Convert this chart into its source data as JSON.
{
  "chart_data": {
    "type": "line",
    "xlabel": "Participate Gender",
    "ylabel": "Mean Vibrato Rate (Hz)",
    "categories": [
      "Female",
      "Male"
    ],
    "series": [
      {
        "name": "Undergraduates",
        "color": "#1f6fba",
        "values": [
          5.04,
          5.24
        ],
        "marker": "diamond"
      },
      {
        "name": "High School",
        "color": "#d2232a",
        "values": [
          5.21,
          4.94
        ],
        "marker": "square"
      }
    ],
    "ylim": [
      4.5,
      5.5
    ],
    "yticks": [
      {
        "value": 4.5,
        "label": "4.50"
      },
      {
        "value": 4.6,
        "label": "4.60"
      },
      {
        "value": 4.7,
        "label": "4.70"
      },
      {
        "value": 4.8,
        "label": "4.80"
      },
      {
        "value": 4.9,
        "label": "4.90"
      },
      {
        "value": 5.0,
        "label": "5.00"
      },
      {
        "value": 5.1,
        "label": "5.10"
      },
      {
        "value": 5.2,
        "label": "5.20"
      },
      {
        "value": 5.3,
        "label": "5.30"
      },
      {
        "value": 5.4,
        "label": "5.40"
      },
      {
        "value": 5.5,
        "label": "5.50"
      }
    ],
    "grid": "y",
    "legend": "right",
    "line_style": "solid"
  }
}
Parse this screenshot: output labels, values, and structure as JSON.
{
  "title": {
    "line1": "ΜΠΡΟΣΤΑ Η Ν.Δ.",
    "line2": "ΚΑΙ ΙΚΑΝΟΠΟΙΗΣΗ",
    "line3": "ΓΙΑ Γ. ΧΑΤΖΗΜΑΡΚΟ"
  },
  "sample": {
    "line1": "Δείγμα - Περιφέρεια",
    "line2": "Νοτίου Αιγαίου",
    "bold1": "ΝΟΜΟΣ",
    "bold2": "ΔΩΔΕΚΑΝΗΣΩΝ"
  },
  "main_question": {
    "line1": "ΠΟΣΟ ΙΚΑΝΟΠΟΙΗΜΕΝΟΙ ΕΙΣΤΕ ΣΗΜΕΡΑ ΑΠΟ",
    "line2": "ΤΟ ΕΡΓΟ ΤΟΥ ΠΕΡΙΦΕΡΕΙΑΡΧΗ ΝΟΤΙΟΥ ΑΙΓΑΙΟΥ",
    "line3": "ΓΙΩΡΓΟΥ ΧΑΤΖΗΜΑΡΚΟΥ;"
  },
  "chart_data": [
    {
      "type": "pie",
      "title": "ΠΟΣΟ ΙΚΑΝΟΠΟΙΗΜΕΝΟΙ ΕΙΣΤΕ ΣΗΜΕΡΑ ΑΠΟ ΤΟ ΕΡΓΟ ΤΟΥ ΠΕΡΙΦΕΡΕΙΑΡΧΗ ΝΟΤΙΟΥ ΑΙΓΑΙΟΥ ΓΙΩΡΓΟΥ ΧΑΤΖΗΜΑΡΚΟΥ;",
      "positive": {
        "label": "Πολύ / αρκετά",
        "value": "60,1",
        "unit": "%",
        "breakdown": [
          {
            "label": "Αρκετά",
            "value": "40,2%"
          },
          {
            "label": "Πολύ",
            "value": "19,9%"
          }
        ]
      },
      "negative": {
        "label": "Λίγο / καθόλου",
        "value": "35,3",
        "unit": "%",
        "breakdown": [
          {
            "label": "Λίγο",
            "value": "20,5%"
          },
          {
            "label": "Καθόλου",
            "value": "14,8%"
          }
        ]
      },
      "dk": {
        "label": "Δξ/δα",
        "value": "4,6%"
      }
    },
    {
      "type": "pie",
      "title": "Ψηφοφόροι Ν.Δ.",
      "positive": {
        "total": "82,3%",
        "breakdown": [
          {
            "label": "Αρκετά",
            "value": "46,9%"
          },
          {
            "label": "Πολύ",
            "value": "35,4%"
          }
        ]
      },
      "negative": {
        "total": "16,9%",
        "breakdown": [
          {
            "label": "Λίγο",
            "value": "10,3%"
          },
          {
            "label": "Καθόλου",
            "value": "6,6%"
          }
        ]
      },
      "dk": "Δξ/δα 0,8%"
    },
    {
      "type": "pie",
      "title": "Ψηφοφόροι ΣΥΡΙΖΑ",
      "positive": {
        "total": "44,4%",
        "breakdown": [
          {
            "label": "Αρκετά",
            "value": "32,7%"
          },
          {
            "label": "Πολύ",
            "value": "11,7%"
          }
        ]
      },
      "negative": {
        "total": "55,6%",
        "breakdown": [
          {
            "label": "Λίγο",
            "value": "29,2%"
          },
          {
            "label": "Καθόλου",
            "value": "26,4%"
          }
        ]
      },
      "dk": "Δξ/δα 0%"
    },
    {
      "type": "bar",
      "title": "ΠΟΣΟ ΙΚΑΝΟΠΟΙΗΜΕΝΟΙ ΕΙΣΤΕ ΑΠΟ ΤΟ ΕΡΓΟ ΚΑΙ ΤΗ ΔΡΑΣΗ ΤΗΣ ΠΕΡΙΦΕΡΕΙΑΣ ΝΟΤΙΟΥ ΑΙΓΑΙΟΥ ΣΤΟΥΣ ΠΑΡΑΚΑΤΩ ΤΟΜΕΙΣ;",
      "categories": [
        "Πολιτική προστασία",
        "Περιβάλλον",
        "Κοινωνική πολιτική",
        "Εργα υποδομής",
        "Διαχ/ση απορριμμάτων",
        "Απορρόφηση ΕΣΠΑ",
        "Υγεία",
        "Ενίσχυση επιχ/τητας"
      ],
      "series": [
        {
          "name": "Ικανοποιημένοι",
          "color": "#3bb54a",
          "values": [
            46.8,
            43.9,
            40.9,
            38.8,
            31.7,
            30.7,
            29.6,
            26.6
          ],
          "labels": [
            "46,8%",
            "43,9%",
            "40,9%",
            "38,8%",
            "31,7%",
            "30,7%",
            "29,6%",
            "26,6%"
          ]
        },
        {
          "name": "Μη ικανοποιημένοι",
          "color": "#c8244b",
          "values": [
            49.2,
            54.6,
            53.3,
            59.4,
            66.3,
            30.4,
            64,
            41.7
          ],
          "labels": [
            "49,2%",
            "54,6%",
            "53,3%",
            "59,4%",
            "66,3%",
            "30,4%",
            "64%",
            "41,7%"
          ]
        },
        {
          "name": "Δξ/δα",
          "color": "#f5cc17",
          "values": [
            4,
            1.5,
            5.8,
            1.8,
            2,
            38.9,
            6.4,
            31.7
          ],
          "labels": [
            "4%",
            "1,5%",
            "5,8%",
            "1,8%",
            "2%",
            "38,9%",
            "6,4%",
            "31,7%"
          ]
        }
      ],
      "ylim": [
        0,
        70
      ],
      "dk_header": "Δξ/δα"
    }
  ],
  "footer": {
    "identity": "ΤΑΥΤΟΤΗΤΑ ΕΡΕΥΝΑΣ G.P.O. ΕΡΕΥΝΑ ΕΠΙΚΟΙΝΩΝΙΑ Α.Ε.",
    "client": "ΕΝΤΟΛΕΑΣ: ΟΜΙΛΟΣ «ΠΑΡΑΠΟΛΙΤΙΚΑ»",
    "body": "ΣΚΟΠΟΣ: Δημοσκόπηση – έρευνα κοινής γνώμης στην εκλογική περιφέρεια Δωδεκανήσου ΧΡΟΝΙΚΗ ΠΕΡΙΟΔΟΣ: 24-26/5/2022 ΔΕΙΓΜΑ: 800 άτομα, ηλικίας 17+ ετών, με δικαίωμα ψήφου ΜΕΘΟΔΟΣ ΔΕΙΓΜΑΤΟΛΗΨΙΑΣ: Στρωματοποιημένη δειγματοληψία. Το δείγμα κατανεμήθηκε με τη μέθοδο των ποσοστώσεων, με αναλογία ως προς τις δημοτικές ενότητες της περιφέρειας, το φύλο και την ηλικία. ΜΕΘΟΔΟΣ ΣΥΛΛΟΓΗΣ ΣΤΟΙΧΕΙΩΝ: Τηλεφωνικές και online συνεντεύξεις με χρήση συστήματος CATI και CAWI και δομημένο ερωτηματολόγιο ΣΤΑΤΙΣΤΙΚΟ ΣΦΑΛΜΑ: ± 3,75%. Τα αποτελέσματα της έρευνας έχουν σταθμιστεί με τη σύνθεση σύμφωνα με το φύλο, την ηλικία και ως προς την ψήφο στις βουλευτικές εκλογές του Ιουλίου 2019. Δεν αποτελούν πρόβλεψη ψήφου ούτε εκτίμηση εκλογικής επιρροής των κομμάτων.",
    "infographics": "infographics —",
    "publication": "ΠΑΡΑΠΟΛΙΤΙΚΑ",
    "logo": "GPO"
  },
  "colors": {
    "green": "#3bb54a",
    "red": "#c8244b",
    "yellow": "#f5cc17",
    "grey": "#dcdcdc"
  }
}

Goal of the exercise:
Where a line in the material above holds "ΝΟΤΙΟΥ", copy that line.

Answer to this exercise:
    "line2": "ΤΟ ΕΡΓΟ ΤΟΥ ΠΕΡΙΦΕΡΕΙΑΡΧΗ ΝΟΤΙΟΥ ΑΙΓΑΙΟΥ",
      "title": "ΠΟΣΟ ΙΚΑΝΟΠΟΙΗΜΕΝΟΙ ΕΙΣΤΕ ΣΗΜΕΡΑ ΑΠΟ ΤΟ ΕΡΓΟ ΤΟΥ ΠΕΡΙΦΕΡΕΙΑΡΧΗ ΝΟΤΙΟΥ ΑΙΓΑΙΟΥ ΓΙΩΡΓΟΥ ΧΑΤΖΗΜΑΡΚΟΥ;",
      "title": "ΠΟΣΟ ΙΚΑΝΟΠΟΙΗΜΕΝΟΙ ΕΙΣΤΕ ΑΠΟ ΤΟ ΕΡΓΟ ΚΑΙ ΤΗ ΔΡΑΣΗ ΤΗΣ ΠΕΡΙΦΕΡΕΙΑΣ ΝΟΤΙΟΥ ΑΙΓΑΙΟΥ ΣΤΟΥΣ ΠΑΡΑΚΑΤΩ ΤΟΜΕΙΣ;",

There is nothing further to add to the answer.